Height: 86’-8” (26.41 m)
Floors (Above Ground): 7
Building Cost: Original Building: $3,052,782 ($25.96 per s.f.); Original Furniture & Equipment: $140,854

PROFESSIONAL TEAM
Client: Yale University
Architect: Paul Rudolph
Rudolph Staff: Bill Bedford
Associate Architect: 
Landscape:
Structural: Henry A. Pfisterer
MEP: Van Zelm, Heywood & Shadford
QS/PM:

SUPPLIERS
Contractor: George B. H. Macomber Company; Charles Solomon, Partner-in-Charge
Subcontractor(s):

art & Architecture Building for Yale University

  • The project for the Art & Architecture building is originally created by the need to make room for other buildings at Yale. No provision for the building is made for it in the master plan drawn by Eero Saarinen or Douglas Orr in 1956 and later reaffirmed in July 1957.

  • In the Spring of 1957 President Griswold encourages newly appointed Art Gallery Director Andrew C. Ritchie to plan museum expansion into the area of the new wing that was set aside for the school, then known as the School of Architecture and Design.

  • By June 1957 there is discussion of building a wing between the Art Gallery and Weir Hall and Rudolph suggests to Griswold that it be built as a bridge to spare the courtyard. But this wasn’t enough, and in early February 1958 Ritchie proposes that Weir Hall be torn down for a new building. By the end of the month it is agreed that Street Hall will be demolished, and Rudolph makes preliminary sketches for a new building on this site.

  • Although rumored, it is not true that Rudolph came to Yale on the promise of designing the new Art & Architecture building. Rudolph is appointed chairman of the department of architecture in June 1957. He suggests the commission go to Le Corbusier, but the Yale Corporation decides against an absentee architect for the project. Vincent Scully claims Rudolph recommends Louis Kahn, but Rudolph later denies this. Ultimately, Griswold decides to give the commission to Rudolph.

  • By April 1958, Rudolph draws preliminary budgets and space allocations for a long narrow site running back over part of Linsly-Chittenden Hall. He prepares two budgets - one for a building of 103,000 s.f. and no library, the other for 123,000 s.f. and a library of 70,000 volumes for the art history department. The latter is expected to cost $4,600,000.

  • These two options (with and without a library) alternate in favor during the next few years, depending upon the prospect to raise the necessary funds. Costs and dimensions of the building design change little, but space distribution varies over the course of design.

  • Rudolph, relying on briefs and consultations with Dean Gibson Danes and department chairmen and using a survey of existing areas, calculates 16,000 s.f. of work space for 166 students of architecture and city planning and 26,600 s.f. for 150 students of painting, sculpture and graphic arts with 7,800 s.f. for jury and exhibition areas.

  • A fully developed program is delayed by lack of money until the winter of 1958, when Rudolph prepares a model which is described in the December 8th issue of the Yale Daily News.

* [The tasks]
1: Summarize the history of the Yale Art & Architecture Building in two sentences.
2: Carry on the history of the Yale Art & Architecture Building from the point at which it stops.

* [Collection entries]
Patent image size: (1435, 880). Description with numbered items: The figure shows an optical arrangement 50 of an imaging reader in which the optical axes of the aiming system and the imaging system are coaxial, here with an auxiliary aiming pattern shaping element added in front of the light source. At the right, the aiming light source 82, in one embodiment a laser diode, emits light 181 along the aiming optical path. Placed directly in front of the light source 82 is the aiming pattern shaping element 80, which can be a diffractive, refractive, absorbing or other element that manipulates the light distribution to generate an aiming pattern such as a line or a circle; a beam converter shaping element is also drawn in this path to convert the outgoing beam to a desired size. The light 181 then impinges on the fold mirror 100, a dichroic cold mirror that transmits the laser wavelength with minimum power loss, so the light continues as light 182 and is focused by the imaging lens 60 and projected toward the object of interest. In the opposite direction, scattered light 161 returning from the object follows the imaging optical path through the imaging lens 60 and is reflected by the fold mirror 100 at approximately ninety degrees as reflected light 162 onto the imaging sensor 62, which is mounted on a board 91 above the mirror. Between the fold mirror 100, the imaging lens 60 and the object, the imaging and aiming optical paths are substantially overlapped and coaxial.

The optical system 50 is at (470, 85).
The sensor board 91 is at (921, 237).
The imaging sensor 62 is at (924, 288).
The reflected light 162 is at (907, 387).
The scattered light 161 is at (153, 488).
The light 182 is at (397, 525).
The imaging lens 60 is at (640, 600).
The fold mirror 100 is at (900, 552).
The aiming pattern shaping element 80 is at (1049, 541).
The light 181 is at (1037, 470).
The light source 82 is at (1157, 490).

* [Answers by task]
1: The Art & Architecture Building for Yale University grew out of the need to make room for other buildings at Yale, and after a proposed wing between the Art Gallery and Weir Hall proved insufficient, it was agreed by the end of February 1958 that Street Hall would be demolished for a new building. Paul Rudolph, appointed chairman of the department of architecture in June 1957 and ultimately given the commission by Griswold, prepared two budgets, one with a library and one without, and after lack of money delayed a fully developed program, he prepared a model described in the December 8th issue of the Yale Daily News.

2:
  • According to the article, there are to be two lower levels for graphic arts and sculpture, lit through a dry moat; a first floor for the exhibition and jury room so that ‘the students and faculty could have a chance to view the art and architecture projects on their way to other parts of the campus.’ The second floor will ‘probably’ be for offices and classrooms, the third for architectural design, the fourth for advanced painters, architects and city planners so that ‘they can maintain close daily contact with each other.’ The fifth and sixth floors are for painting and studios. The interior will probably have a ‘shaft of light through the middle of the building, opening to most of the floors.’ The article says the building’s exterior will be of masonry ‘to blend with the building’s surroundings’ which are Neo-Medieval.

  • In May 1958 it is proposed that the site be moved to the northwest corner of York and Chapel Streets, on a lot occupied by a gas station. The Yale Corporation is asked to confirm the Street Hall site in April 1959, but does not. Rudolph submits two plot plans for the York Street site on May 15th 1959 and a budget by the end of the same month. The new site is finally agreed at the end of May 1959.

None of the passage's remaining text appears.